- _Goal of the exercise_: Of the lines in the entries, how many hold the word "Rozpuszczamy"? Give that number alone.

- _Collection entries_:

-- Begin --

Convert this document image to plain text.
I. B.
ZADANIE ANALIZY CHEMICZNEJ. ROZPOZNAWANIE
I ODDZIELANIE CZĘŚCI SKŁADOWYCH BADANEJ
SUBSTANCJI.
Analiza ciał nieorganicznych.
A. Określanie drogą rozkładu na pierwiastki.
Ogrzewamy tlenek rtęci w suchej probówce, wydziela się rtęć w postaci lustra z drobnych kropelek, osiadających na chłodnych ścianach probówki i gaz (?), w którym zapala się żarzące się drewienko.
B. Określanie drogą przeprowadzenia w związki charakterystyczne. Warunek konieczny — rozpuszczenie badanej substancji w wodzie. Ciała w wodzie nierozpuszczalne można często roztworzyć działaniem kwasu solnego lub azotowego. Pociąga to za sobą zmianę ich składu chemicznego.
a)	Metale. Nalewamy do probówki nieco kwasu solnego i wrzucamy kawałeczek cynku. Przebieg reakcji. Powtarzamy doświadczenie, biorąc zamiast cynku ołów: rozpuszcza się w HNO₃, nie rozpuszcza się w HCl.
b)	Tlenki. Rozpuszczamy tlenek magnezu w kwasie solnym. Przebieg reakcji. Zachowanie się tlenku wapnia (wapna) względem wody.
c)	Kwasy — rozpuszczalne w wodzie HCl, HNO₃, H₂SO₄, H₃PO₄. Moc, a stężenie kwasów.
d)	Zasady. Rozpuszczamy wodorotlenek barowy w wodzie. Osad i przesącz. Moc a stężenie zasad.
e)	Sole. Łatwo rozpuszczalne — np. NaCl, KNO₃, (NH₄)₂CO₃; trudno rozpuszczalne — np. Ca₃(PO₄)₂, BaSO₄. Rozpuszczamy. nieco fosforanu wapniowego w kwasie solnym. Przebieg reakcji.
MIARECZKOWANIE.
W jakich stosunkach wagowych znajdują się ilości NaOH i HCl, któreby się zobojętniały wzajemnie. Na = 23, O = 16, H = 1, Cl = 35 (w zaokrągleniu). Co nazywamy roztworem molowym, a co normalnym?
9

-- End --

- _Output_: 3